The task:
Write out all lines holding the word "document".

The records:
......
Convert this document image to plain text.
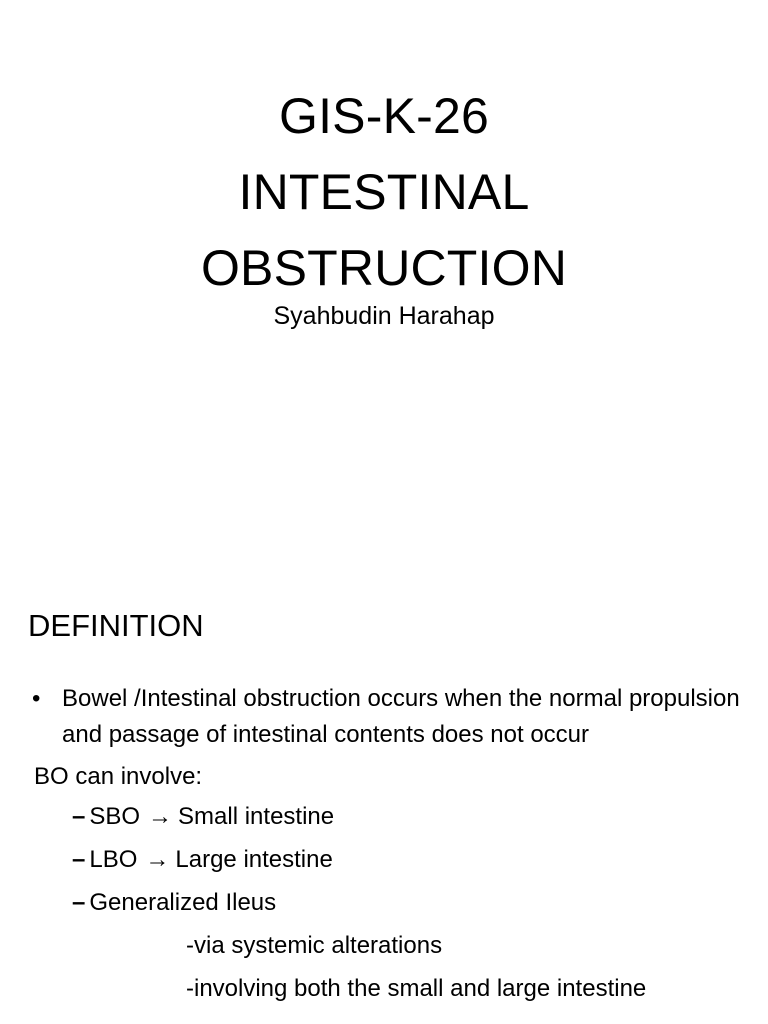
GIS-K-26
INTESTINAL
OBSTRUCTION
Syahbudin Harahap
DEFINITION
• Bowel /Intestinal obstruction occurs when the normal propulsion and passage of intestinal contents does not occur
BO can involve:
– SBO → Small intestine
– LBO → Large intestine
– Generalized Ileus
-via systemic alterations
-involving both the small and large intestine
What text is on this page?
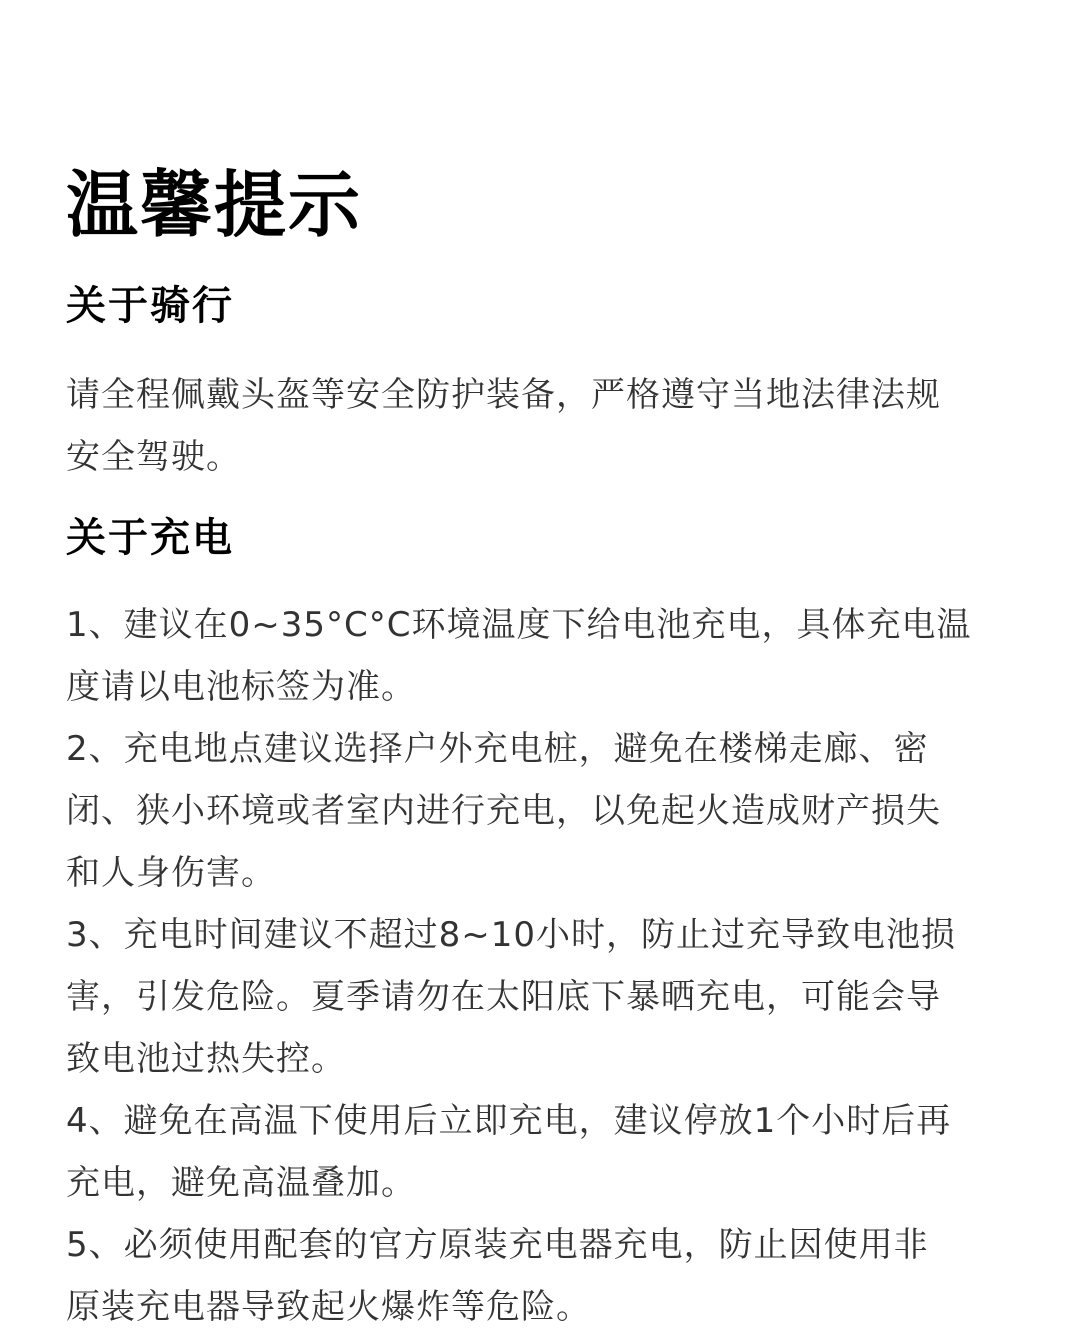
温馨提示
关于骑行
请全程佩戴头盔等安全防护装备，严格遵守当地法律法规
安全驾驶。
关于充电
1、建议在0~35°C°C环境温度下给电池充电，具体充电温
度请以电池标签为准。
2、充电地点建议选择户外充电桩，避免在楼梯走廊、密
闭、狭小环境或者室内进行充电，以免起火造成财产损失
和人身伤害。
3、充电时间建议不超过8~10小时，防止过充导致电池损
害，引发危险。夏季请勿在太阳底下暴晒充电，可能会导
致电池过热失控。
4、避免在高温下使用后立即充电，建议停放1个小时后再
充电，避免高温叠加。
5、必须使用配套的官方原装充电器充电，防止因使用非
原装充电器导致起火爆炸等危险。
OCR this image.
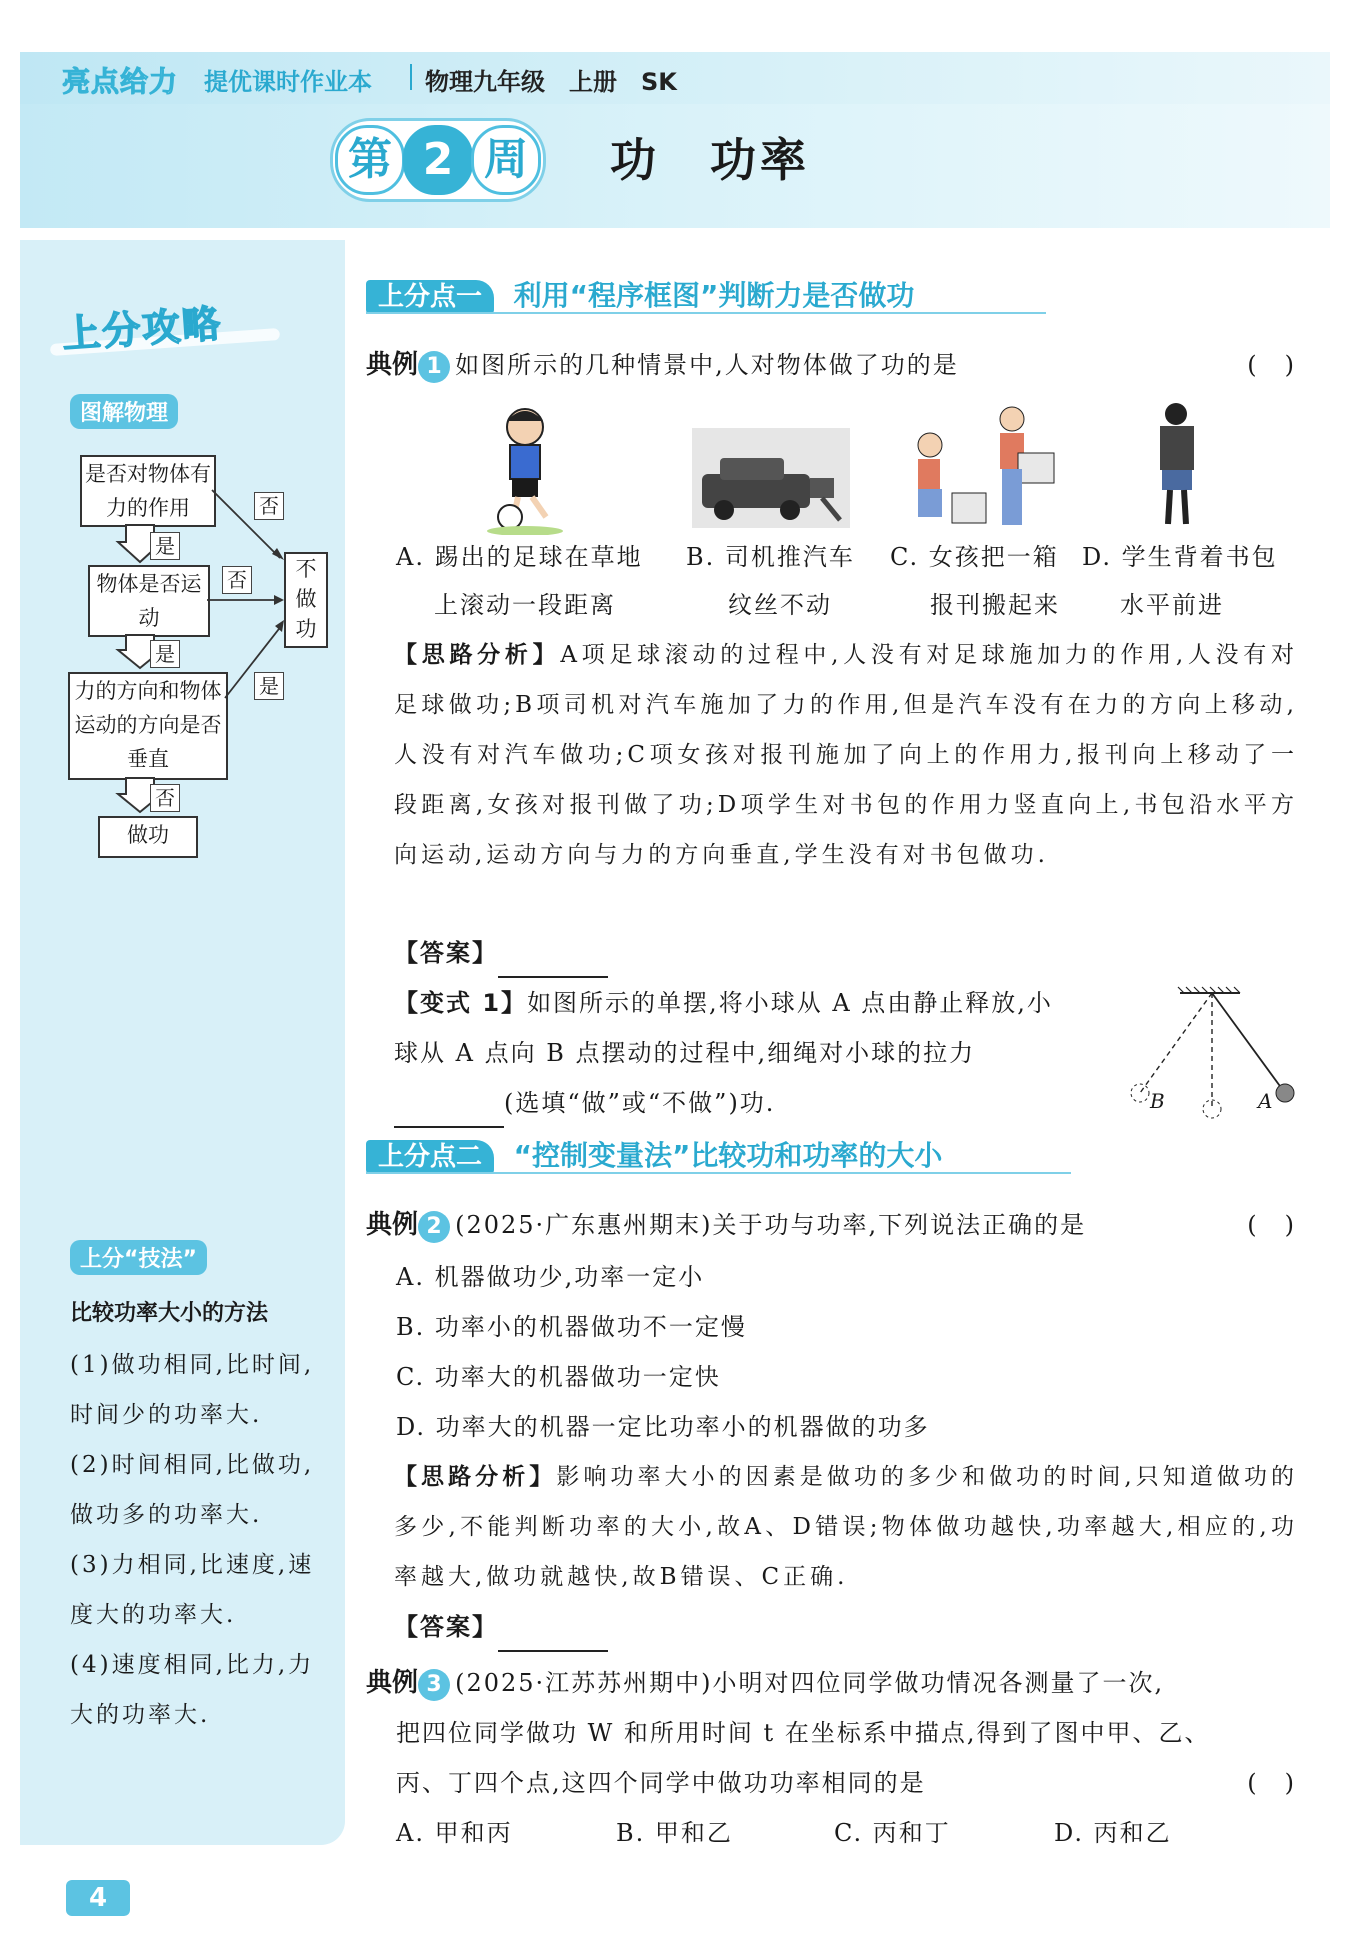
亮点给力 提优课时作业本 物理九年级　上册　SK
第 2 周 功　功率
上分攻略
图解物理
是否对物体有力的作用
物体是否运动
力的方向和物体运动的方向是否垂直
做功
不做功
否
是
否
是
是
否
上分“技法”
比较功率大小的方法
(1)做功相同,比时间,时间少的功率大.
(2)时间相同,比做功,做功多的功率大.
(3)力相同,比速度,速度大的功率大.
(4)速度相同,比力,力大的功率大.
4
上分点一 利用“程序框图”判断力是否做功
典例 1 如图所示的几种情景中,人对物体做了功的是	(　)
A. 踢出的足球在草地
上滚动一段距离
B. 司机推汽车
纹丝不动
C. 女孩把一箱
报刊搬起来
D. 学生背着书包
水平前进
【思路分析】A项足球滚动的过程中,人没有对足球施加力的作用,人没有对足球做功;B项司机对汽车施加了力的作用,但是汽车没有在力的方向上移动,人没有对汽车做功;C项女孩对报刊施加了向上的作用力,报刊向上移动了一段距离,女孩对报刊做了功;D项学生对书包的作用力竖直向上,书包沿水平方向运动,运动方向与力的方向垂直,学生没有对书包做功.
【答案】
【变式 1】如图所示的单摆,将小球从 A 点由静止释放,小
球从 A 点向 B 点摆动的过程中,细绳对小球的拉力
(选填“做”或“不做”)功.	B	A
上分点二 “控制变量法”比较功和功率的大小
典例 2 (2025·广东惠州期末)关于功与功率,下列说法正确的是	(　)
A. 机器做功少,功率一定小
B. 功率小的机器做功不一定慢
C. 功率大的机器做功一定快
D. 功率大的机器一定比功率小的机器做的功多
【思路分析】影响功率大小的因素是做功的多少和做功的时间,只知道做功的多少,不能判断功率的大小,故A、D错误;物体做功越快,功率越大,相应的,功率越大,做功就越快,故B错误、C正确.
【答案】
典例 3 (2025·江苏苏州期中)小明对四位同学做功情况各测量了一次,
把四位同学做功 W 和所用时间 t 在坐标系中描点,得到了图中甲、乙、
丙、丁四个点,这四个同学中做功功率相同的是	(　)
A. 甲和丙	B. 甲和乙	C. 丙和丁	D. 丙和乙
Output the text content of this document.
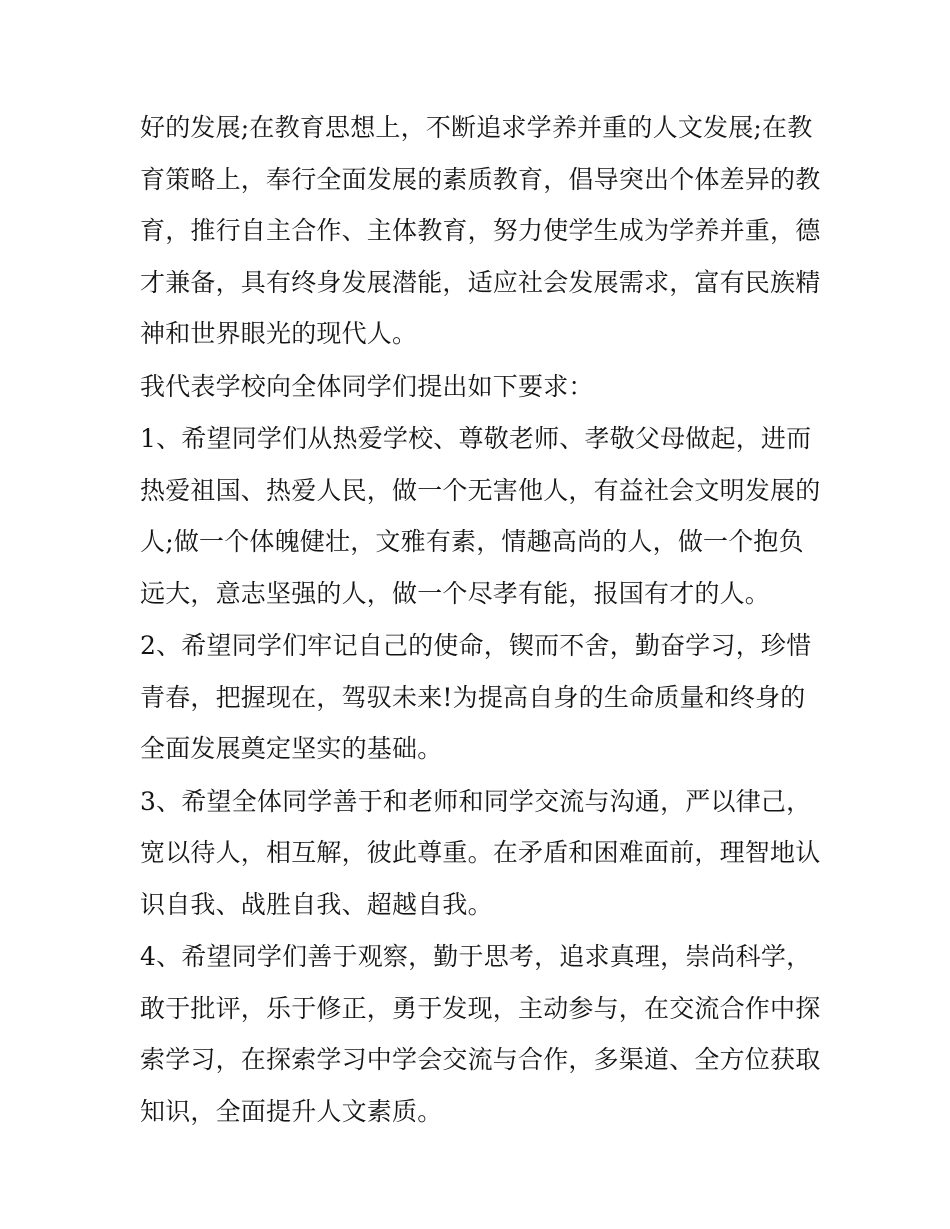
好的发展;在教育思想上，不断追求学养并重的人文发展;在教
育策略上，奉行全面发展的素质教育，倡导突出个体差异的教
育，推行自主合作、主体教育，努力使学生成为学养并重，德
才兼备，具有终身发展潜能，适应社会发展需求，富有民族精
神和世界眼光的现代人。

我代表学校向全体同学们提出如下要求：

1、希望同学们从热爱学校、尊敬老师、孝敬父母做起，进而
热爱祖国、热爱人民，做一个无害他人，有益社会文明发展的
人;做一个体魄健壮，文雅有素，情趣高尚的人，做一个抱负
远大，意志坚强的人，做一个尽孝有能，报国有才的人。

2、希望同学们牢记自己的使命，锲而不舍，勤奋学习，珍惜
青春，把握现在，驾驭未来!为提高自身的生命质量和终身的
全面发展奠定坚实的基础。

3、希望全体同学善于和老师和同学交流与沟通，严以律己，
宽以待人，相互解，彼此尊重。在矛盾和困难面前，理智地认
识自我、战胜自我、超越自我。

4、希望同学们善于观察，勤于思考，追求真理，崇尚科学，
敢于批评，乐于修正，勇于发现，主动参与，在交流合作中探
索学习，在探索学习中学会交流与合作，多渠道、全方位获取
知识，全面提升人文素质。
......
Response to this exercise:
Convert this document image to plain text.
Output the text content of this document.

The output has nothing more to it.